Data extracted from a collection

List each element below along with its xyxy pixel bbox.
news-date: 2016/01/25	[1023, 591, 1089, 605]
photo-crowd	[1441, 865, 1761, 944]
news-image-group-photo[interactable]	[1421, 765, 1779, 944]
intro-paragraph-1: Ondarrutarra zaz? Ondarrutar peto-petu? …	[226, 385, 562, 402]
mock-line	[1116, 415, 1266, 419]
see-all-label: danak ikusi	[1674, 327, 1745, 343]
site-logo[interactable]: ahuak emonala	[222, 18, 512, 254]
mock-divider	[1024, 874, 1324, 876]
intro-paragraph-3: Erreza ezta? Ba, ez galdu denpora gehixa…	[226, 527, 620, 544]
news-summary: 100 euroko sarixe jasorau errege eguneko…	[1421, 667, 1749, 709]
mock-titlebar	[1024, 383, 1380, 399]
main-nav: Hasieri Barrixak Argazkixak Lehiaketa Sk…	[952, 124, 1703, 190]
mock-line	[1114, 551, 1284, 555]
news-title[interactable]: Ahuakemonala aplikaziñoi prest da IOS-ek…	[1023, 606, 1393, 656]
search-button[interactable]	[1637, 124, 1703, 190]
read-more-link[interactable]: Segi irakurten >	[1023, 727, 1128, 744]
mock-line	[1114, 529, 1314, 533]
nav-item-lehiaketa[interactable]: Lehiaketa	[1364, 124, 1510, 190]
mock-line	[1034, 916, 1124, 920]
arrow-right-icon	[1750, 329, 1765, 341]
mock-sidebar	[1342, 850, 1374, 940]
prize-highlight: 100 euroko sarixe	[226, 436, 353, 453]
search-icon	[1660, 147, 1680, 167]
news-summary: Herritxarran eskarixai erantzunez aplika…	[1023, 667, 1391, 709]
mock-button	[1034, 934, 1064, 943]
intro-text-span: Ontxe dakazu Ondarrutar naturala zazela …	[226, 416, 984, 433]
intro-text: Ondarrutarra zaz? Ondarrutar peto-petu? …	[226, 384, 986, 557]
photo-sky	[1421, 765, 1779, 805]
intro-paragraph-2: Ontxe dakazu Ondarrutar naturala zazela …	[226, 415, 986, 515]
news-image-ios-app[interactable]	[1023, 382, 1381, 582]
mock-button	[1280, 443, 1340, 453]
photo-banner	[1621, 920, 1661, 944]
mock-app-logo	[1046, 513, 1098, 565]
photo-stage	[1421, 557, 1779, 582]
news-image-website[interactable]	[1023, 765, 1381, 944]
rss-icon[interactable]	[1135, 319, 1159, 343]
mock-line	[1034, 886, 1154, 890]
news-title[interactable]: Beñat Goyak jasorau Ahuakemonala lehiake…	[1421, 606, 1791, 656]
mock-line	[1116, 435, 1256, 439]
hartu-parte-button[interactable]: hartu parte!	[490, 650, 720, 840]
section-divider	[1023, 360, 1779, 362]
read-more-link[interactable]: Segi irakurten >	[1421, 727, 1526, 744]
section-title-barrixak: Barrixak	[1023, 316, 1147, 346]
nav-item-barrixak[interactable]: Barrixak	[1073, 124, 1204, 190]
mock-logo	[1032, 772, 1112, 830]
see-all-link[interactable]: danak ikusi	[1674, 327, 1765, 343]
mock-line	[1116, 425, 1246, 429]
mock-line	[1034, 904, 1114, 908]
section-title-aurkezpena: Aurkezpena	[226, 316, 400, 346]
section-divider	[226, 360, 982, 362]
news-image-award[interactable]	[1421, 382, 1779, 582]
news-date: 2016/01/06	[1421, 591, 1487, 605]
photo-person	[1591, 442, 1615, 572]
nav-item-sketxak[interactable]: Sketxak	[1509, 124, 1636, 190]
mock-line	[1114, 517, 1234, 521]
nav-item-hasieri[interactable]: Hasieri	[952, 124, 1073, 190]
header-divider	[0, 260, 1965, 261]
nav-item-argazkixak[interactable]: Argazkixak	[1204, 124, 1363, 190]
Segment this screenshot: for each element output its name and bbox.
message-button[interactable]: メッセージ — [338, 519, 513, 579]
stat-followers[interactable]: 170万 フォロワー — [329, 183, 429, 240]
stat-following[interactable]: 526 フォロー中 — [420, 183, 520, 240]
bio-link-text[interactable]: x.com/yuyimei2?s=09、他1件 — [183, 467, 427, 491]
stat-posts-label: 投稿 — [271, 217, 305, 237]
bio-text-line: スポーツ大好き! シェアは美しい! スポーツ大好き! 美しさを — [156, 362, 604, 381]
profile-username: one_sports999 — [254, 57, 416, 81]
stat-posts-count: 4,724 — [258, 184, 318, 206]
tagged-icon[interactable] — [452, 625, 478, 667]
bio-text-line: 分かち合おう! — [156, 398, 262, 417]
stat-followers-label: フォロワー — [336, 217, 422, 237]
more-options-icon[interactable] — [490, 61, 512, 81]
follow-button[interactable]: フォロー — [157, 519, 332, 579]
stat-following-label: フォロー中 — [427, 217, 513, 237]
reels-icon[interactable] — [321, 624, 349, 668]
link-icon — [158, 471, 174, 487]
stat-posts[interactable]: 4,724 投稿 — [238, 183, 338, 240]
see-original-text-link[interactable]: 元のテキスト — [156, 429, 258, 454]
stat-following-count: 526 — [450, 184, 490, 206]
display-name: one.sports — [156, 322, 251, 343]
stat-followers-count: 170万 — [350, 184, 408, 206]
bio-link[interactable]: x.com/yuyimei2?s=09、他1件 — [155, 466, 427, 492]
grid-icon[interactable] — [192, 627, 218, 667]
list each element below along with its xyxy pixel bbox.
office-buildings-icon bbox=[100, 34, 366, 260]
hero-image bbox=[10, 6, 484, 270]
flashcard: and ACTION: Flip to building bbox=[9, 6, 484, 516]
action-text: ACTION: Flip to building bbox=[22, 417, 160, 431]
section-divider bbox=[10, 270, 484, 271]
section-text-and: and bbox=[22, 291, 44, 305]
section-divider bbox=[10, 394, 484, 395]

**Problem:**
Copy all of the items above line for line, with no changes.

**Problem solution:**
List each element below along with its xyxy pixel bbox.
news-date: 2016/01/25	[1023, 591, 1089, 605]
photo-crowd	[1441, 865, 1761, 944]
news-image-group-photo[interactable]	[1421, 765, 1779, 944]
intro-paragraph-1: Ondarrutarra zaz? Ondarrutar peto-petu? …	[226, 385, 562, 402]
mock-line	[1116, 415, 1266, 419]
see-all-label: danak ikusi	[1674, 327, 1745, 343]
site-logo[interactable]: ahuak emonala	[222, 18, 512, 254]
mock-divider	[1024, 874, 1324, 876]
intro-paragraph-3: Erreza ezta? Ba, ez galdu denpora gehixa…	[226, 527, 620, 544]
news-summary: 100 euroko sarixe jasorau errege eguneko…	[1421, 667, 1749, 709]
mock-titlebar	[1024, 383, 1380, 399]
main-nav: Hasieri Barrixak Argazkixak Lehiaketa Sk…	[952, 124, 1703, 190]
mock-line	[1114, 551, 1284, 555]
news-title[interactable]: Ahuakemonala aplikaziñoi prest da IOS-ek…	[1023, 606, 1393, 656]
search-button[interactable]	[1637, 124, 1703, 190]
read-more-link[interactable]: Segi irakurten >	[1023, 727, 1128, 744]
mock-line	[1114, 529, 1314, 533]
nav-item-lehiaketa[interactable]: Lehiaketa	[1364, 124, 1510, 190]
mock-line	[1034, 916, 1124, 920]
arrow-right-icon	[1750, 329, 1765, 341]
mock-sidebar	[1342, 850, 1374, 940]
prize-highlight: 100 euroko sarixe	[226, 436, 353, 453]
search-icon	[1660, 147, 1680, 167]
news-summary: Herritxarran eskarixai erantzunez aplika…	[1023, 667, 1391, 709]
mock-button	[1034, 934, 1064, 943]
intro-text-span: Ontxe dakazu Ondarrutar naturala zazela …	[226, 416, 984, 433]
intro-text: Ondarrutarra zaz? Ondarrutar peto-petu? …	[226, 384, 986, 557]
photo-sky	[1421, 765, 1779, 805]
intro-paragraph-2: Ontxe dakazu Ondarrutar naturala zazela …	[226, 415, 986, 515]
news-image-ios-app[interactable]	[1023, 382, 1381, 582]
mock-button	[1280, 443, 1340, 453]
photo-banner	[1621, 920, 1661, 944]
mock-app-logo	[1046, 513, 1098, 565]
photo-stage	[1421, 557, 1779, 582]
news-image-website[interactable]	[1023, 765, 1381, 944]
rss-icon[interactable]	[1135, 319, 1159, 343]
mock-line	[1034, 886, 1154, 890]
news-title[interactable]: Beñat Goyak jasorau Ahuakemonala lehiake…	[1421, 606, 1791, 656]
mock-line	[1116, 435, 1256, 439]
hartu-parte-button[interactable]: hartu parte!	[490, 650, 720, 840]
section-divider	[1023, 360, 1779, 362]
read-more-link[interactable]: Segi irakurten >	[1421, 727, 1526, 744]
section-title-barrixak: Barrixak	[1023, 316, 1147, 346]
nav-item-barrixak[interactable]: Barrixak	[1073, 124, 1204, 190]
mock-logo	[1032, 772, 1112, 830]
see-all-link[interactable]: danak ikusi	[1674, 327, 1765, 343]
mock-line	[1116, 425, 1246, 429]
mock-line	[1034, 904, 1114, 908]
section-title-aurkezpena: Aurkezpena	[226, 316, 400, 346]
section-divider	[226, 360, 982, 362]
news-image-award[interactable]	[1421, 382, 1779, 582]
news-date: 2016/01/06	[1421, 591, 1487, 605]
photo-person	[1591, 442, 1615, 572]
nav-item-sketxak[interactable]: Sketxak	[1509, 124, 1636, 190]
mock-line	[1114, 517, 1234, 521]
nav-item-hasieri[interactable]: Hasieri	[952, 124, 1073, 190]
header-divider	[0, 260, 1965, 261]
nav-item-argazkixak[interactable]: Argazkixak	[1204, 124, 1363, 190]
Segment this screenshot: for each element output its name and bbox.
message-button[interactable]: メッセージ — [338, 519, 513, 579]
stat-followers[interactable]: 170万 フォロワー — [329, 183, 429, 240]
stat-following[interactable]: 526 フォロー中 — [420, 183, 520, 240]
bio-link-text[interactable]: x.com/yuyimei2?s=09、他1件 — [183, 467, 427, 491]
stat-posts-label: 投稿 — [271, 217, 305, 237]
bio-text-line: スポーツ大好き! シェアは美しい! スポーツ大好き! 美しさを — [156, 362, 604, 381]
profile-username: one_sports999 — [254, 57, 416, 81]
stat-posts-count: 4,724 — [258, 184, 318, 206]
tagged-icon[interactable] — [452, 625, 478, 667]
bio-text-line: 分かち合おう! — [156, 398, 262, 417]
stat-followers-label: フォロワー — [336, 217, 422, 237]
more-options-icon[interactable] — [490, 61, 512, 81]
follow-button[interactable]: フォロー — [157, 519, 332, 579]
stat-following-label: フォロー中 — [427, 217, 513, 237]
reels-icon[interactable] — [321, 624, 349, 668]
link-icon — [158, 471, 174, 487]
stat-posts[interactable]: 4,724 投稿 — [238, 183, 338, 240]
see-original-text-link[interactable]: 元のテキスト — [156, 429, 258, 454]
stat-following-count: 526 — [450, 184, 490, 206]
display-name: one.sports — [156, 322, 251, 343]
stat-followers-count: 170万 — [350, 184, 408, 206]
bio-link[interactable]: x.com/yuyimei2?s=09、他1件 — [155, 466, 427, 492]
grid-icon[interactable] — [192, 627, 218, 667]
list each element below along with its xyxy pixel bbox.
office-buildings-icon bbox=[100, 34, 366, 260]
hero-image bbox=[10, 6, 484, 270]
flashcard: and ACTION: Flip to building bbox=[9, 6, 484, 516]
action-text: ACTION: Flip to building bbox=[22, 417, 160, 431]
section-divider bbox=[10, 270, 484, 271]
section-text-and: and bbox=[22, 291, 44, 305]
section-divider bbox=[10, 394, 484, 395]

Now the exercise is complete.